(Rows from a dataset)

____

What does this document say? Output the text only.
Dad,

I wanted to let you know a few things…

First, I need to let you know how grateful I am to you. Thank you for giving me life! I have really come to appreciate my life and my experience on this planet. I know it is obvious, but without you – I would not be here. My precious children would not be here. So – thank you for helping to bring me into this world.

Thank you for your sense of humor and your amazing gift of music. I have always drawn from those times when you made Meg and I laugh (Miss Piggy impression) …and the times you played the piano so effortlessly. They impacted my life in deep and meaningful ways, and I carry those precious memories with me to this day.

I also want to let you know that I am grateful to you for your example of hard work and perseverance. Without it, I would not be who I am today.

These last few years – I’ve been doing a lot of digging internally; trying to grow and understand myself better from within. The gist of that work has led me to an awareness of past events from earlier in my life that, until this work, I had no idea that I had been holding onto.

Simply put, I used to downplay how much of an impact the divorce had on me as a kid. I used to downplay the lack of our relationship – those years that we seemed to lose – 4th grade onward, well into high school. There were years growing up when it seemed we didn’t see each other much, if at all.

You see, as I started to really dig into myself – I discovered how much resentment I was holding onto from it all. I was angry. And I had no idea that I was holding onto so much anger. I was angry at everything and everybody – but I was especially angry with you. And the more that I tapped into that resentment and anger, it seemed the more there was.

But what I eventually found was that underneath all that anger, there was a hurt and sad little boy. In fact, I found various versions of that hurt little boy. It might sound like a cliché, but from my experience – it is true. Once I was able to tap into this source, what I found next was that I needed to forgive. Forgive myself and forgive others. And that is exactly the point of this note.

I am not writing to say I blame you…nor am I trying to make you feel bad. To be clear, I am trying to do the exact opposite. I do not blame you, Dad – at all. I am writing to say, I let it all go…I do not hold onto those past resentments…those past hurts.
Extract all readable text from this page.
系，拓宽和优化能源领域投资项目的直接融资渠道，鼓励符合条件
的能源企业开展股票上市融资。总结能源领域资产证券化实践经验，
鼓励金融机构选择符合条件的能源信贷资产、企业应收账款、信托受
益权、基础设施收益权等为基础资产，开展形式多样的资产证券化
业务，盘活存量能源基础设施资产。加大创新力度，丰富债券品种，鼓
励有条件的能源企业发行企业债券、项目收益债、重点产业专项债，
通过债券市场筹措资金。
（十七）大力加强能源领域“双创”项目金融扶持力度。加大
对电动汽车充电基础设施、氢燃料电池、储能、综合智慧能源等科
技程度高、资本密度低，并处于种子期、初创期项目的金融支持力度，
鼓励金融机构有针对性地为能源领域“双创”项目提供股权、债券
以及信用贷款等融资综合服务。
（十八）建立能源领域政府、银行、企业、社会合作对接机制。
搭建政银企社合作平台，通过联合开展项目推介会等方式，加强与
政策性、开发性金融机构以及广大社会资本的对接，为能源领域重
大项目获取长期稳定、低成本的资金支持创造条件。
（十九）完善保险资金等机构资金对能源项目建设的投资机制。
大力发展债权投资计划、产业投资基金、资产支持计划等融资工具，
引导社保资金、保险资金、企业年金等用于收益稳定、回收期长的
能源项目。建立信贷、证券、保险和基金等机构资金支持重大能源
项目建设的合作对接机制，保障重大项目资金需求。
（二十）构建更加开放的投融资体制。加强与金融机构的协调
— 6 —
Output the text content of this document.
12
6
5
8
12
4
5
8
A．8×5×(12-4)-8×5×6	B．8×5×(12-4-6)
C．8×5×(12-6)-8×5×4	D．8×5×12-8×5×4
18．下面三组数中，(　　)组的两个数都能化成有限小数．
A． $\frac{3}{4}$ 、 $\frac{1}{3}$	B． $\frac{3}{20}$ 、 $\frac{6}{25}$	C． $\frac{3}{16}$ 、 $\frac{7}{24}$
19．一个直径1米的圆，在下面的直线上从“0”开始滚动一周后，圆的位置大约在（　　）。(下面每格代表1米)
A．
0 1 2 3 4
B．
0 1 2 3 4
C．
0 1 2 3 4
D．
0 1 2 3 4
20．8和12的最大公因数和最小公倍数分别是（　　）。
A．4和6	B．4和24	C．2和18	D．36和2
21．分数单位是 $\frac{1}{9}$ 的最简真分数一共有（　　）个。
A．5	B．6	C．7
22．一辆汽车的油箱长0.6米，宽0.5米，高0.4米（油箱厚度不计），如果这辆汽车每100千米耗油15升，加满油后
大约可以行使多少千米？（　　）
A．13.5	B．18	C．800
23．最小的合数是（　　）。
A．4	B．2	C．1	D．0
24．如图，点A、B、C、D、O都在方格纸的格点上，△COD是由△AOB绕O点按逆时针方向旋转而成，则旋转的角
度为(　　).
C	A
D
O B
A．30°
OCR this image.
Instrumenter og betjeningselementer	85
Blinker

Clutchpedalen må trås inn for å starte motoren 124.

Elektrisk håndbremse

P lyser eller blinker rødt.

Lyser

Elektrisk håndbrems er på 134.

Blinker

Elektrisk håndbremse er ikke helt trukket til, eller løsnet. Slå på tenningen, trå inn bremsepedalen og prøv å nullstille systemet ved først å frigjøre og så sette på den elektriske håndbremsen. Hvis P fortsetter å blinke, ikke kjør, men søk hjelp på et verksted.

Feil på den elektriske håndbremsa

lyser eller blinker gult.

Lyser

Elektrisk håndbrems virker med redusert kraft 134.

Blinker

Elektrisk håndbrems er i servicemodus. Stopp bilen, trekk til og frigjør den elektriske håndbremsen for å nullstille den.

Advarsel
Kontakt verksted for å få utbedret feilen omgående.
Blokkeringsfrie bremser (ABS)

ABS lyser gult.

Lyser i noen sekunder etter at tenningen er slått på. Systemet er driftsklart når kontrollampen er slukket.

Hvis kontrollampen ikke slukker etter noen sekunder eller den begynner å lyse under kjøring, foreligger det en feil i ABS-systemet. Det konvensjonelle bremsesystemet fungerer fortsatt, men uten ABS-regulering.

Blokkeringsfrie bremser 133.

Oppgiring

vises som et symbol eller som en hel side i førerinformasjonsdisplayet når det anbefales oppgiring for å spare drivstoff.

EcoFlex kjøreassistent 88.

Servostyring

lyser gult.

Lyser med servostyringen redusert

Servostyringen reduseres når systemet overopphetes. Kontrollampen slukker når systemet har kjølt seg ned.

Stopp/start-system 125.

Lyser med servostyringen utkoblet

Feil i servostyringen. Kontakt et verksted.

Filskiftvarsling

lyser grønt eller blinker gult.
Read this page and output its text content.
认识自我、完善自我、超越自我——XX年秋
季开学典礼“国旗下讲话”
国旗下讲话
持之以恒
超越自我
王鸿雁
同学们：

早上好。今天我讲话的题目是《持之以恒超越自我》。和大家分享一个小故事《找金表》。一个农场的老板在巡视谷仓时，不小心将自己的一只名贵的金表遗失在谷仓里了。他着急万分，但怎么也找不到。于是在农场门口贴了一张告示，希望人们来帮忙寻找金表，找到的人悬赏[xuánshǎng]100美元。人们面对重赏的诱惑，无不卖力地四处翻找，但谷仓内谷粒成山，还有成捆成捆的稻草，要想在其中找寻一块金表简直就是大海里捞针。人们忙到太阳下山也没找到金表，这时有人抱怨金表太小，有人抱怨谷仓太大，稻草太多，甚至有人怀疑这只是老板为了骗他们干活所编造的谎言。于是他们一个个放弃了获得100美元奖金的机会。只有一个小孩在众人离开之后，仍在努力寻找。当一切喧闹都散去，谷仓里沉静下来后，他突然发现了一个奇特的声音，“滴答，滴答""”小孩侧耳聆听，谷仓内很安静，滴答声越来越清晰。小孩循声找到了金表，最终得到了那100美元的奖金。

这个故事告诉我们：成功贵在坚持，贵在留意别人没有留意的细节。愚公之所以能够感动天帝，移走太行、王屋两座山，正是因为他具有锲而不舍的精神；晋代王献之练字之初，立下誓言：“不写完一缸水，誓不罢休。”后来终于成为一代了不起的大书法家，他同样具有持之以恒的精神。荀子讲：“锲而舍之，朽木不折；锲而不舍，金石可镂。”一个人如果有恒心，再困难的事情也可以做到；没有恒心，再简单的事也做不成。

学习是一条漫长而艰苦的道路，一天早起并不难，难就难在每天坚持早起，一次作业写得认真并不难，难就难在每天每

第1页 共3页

____

## Stated problem
Pick out the lines containing the string "nullstille" and show them.

## The result
Elektrisk håndbremse er ikke helt trukket til, eller løsnet. Slå på tenningen, trå inn bremsepedalen og prøv å nullstille systemet ved først å frigjøre og så sette på den elektriske håndbremsen. Hvis P fortsetter å blinke, ikke kjør, men søk hjelp på et verksted.
Elektrisk håndbrems er i servicemodus. Stopp bilen, trekk til og frigjør den elektriske håndbremsen for å nullstille den.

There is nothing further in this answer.